▸ **PROBLEM DETAILS**
Copy out all lines carrying the word "this".

Stored data:
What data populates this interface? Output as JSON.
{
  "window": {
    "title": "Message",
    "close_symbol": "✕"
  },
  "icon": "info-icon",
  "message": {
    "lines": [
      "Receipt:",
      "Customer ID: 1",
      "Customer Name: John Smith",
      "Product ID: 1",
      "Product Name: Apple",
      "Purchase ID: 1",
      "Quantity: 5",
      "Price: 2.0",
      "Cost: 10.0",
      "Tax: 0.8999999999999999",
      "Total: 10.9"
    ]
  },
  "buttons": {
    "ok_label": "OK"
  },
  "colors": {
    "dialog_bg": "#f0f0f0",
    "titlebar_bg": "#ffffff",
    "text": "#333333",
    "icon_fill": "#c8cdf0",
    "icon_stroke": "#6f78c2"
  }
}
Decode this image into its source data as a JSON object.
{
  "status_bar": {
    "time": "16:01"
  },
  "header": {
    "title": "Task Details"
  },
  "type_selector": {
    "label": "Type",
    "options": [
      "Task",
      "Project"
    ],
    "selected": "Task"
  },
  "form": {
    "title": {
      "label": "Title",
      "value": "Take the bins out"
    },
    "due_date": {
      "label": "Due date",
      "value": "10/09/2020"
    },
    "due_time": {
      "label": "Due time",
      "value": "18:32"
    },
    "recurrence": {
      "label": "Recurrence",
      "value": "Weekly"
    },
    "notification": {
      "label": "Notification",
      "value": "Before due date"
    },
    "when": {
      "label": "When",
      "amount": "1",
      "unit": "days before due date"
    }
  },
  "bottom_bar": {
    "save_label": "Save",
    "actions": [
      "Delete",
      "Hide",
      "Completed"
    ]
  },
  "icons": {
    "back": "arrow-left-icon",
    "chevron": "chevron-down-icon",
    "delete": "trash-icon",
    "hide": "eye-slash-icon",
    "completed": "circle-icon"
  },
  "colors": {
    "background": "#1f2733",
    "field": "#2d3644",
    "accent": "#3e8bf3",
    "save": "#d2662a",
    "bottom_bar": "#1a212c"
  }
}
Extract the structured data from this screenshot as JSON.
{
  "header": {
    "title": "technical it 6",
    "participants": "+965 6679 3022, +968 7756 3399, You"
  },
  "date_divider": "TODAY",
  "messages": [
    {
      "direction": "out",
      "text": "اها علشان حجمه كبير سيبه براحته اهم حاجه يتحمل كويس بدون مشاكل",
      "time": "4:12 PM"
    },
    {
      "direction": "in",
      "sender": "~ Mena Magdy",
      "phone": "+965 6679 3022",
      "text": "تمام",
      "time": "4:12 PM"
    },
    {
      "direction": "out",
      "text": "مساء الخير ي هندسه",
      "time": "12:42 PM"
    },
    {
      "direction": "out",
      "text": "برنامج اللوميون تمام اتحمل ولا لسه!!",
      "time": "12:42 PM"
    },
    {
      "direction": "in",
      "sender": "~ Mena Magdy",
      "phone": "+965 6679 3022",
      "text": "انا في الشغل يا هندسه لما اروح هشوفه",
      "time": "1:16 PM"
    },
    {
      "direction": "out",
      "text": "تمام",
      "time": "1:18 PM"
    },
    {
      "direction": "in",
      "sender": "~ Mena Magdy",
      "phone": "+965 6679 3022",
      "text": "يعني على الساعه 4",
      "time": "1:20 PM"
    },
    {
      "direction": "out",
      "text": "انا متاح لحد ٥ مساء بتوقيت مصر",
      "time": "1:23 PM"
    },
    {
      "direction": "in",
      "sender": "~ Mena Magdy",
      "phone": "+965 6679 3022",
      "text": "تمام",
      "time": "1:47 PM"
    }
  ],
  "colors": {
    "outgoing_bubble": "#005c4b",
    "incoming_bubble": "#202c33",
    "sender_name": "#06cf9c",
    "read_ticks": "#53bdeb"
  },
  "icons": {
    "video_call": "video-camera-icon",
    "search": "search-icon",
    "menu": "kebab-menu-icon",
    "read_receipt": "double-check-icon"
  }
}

▸ **TASK ANSWER**
What data populates this interface? Output as JSON.
Decode this image into its source data as a JSON object.
Extract the structured data from this screenshot as JSON.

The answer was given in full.